Extract all lines from the data beneath that include the word "Dollar".

PROVIDED INFORMATION

----

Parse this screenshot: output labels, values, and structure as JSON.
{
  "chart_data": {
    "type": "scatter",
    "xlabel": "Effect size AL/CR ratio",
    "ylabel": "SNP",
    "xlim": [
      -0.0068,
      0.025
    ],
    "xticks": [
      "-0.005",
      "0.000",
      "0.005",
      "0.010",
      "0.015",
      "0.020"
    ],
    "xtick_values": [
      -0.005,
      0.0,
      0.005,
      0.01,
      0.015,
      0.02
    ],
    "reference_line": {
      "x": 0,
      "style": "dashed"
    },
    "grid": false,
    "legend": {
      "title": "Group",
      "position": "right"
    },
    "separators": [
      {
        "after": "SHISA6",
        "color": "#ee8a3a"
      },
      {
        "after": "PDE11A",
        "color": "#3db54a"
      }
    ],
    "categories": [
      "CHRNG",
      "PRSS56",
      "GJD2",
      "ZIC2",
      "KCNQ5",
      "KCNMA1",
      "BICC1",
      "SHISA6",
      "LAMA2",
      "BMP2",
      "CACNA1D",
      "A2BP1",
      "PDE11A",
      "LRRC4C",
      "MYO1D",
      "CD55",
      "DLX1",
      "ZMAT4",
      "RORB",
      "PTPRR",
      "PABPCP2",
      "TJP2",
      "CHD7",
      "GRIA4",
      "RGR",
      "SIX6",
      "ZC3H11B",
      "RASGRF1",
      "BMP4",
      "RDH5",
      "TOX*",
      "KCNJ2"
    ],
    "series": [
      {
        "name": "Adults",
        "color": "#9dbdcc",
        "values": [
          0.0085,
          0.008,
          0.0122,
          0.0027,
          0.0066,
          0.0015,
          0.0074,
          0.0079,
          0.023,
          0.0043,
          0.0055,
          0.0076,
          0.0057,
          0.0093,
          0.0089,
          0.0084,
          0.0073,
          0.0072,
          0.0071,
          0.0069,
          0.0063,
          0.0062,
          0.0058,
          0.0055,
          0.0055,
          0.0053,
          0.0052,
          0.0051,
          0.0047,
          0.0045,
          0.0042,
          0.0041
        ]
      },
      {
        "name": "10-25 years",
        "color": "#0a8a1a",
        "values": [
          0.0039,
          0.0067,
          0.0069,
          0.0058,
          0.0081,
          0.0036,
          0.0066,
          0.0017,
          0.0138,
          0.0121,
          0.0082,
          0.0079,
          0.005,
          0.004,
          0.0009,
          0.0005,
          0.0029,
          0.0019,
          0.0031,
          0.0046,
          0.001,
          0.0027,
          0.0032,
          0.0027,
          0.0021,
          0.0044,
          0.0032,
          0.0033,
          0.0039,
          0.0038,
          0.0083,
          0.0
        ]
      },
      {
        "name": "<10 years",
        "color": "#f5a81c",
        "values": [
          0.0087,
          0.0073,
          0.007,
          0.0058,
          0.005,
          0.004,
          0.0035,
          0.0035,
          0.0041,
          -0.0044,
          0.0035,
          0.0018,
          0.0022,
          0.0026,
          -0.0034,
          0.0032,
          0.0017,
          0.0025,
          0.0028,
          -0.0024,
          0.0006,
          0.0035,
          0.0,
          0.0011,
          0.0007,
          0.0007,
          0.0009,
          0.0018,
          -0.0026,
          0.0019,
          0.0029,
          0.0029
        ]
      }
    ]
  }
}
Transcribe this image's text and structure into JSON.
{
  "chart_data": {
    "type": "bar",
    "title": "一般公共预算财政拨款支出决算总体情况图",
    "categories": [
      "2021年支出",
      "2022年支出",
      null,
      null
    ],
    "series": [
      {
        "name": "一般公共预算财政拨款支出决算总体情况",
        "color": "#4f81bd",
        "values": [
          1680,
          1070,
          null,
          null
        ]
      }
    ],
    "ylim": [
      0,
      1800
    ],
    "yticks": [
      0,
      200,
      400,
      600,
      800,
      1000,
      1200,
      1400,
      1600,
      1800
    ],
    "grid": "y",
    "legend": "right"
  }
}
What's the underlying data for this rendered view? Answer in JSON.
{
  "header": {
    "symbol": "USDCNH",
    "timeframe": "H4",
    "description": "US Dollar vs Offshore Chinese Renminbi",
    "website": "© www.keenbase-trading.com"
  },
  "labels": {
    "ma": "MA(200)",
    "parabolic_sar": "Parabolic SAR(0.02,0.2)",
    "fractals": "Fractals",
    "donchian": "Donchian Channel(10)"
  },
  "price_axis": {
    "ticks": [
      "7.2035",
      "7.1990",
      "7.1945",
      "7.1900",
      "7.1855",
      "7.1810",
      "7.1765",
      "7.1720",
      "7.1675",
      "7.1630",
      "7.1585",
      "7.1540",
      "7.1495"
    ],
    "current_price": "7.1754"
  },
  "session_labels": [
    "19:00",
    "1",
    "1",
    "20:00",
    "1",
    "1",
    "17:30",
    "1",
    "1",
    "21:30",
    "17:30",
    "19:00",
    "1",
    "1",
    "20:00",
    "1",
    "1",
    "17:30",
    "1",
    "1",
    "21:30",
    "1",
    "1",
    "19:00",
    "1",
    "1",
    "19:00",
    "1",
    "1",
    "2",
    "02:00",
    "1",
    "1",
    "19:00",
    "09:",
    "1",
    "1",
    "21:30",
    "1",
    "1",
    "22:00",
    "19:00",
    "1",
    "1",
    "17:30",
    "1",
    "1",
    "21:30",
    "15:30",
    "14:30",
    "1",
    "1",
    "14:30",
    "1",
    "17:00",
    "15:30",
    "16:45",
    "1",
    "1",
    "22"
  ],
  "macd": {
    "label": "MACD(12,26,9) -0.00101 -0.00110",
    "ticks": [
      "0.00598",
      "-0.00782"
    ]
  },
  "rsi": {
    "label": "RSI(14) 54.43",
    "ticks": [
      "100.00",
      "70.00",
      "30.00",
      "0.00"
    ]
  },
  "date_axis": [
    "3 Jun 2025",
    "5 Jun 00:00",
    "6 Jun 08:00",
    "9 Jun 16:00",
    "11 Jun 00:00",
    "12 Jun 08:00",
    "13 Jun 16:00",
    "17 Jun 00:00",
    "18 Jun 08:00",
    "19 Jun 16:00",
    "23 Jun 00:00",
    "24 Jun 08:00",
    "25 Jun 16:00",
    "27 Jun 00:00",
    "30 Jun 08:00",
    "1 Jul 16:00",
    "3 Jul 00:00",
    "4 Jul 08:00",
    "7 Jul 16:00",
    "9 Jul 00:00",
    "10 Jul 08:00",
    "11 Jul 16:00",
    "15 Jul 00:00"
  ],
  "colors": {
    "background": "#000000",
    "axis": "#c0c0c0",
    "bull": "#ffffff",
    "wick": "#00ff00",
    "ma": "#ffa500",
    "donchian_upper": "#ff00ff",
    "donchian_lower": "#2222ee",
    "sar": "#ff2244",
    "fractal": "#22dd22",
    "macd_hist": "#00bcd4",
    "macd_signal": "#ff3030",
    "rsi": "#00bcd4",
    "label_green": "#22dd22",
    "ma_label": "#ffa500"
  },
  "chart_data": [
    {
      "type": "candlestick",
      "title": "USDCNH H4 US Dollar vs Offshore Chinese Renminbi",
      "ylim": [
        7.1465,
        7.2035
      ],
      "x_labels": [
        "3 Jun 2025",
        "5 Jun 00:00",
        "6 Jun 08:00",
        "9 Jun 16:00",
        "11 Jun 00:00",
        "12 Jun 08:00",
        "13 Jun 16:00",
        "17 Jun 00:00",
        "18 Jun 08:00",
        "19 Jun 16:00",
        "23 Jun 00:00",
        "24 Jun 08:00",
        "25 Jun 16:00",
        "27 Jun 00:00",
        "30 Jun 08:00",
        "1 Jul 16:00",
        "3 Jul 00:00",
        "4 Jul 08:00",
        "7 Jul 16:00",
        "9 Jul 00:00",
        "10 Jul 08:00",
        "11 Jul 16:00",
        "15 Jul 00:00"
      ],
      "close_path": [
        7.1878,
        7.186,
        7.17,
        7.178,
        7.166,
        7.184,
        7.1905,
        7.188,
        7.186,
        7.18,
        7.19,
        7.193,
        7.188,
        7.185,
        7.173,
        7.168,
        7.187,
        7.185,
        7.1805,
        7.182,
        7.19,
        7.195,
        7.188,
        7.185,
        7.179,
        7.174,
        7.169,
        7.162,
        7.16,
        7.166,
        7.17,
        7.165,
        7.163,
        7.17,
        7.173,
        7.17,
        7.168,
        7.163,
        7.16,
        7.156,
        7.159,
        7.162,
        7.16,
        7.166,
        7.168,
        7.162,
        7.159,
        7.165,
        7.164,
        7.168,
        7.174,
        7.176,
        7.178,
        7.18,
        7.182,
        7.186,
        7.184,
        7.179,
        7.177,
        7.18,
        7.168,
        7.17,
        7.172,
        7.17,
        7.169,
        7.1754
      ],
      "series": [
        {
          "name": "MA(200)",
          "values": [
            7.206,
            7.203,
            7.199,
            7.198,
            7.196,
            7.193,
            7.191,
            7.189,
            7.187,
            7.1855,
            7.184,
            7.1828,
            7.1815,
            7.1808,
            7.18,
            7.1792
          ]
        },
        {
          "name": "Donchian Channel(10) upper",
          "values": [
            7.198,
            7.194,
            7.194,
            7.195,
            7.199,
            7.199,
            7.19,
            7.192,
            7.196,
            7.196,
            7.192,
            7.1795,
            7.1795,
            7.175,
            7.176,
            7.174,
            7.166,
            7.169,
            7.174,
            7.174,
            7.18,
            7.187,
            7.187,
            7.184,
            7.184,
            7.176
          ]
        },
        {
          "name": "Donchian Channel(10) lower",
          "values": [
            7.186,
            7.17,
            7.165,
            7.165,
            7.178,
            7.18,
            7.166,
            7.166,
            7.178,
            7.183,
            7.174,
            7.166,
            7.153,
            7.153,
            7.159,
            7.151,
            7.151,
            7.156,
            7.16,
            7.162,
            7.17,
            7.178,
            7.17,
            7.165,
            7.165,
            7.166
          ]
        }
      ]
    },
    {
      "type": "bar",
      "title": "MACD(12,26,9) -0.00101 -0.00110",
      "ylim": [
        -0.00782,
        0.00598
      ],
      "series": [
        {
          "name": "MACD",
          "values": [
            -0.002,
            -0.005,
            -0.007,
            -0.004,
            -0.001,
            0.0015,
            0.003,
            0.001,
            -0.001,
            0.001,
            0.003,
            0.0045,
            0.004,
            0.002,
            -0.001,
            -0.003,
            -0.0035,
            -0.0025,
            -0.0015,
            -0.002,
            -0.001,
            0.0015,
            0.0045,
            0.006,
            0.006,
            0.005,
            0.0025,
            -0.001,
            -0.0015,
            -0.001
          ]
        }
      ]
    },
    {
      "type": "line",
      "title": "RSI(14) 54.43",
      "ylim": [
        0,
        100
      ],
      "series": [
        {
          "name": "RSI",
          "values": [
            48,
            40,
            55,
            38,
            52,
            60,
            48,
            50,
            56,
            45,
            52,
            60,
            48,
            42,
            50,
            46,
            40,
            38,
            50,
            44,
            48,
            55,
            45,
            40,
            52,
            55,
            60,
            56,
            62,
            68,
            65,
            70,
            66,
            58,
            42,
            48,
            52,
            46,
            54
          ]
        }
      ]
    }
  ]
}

----

OUTPUT FOR THIS TASK
    "description": "US Dollar vs Offshore Chinese Renminbi",
      "title": "USDCNH H4 US Dollar vs Offshore Chinese Renminbi",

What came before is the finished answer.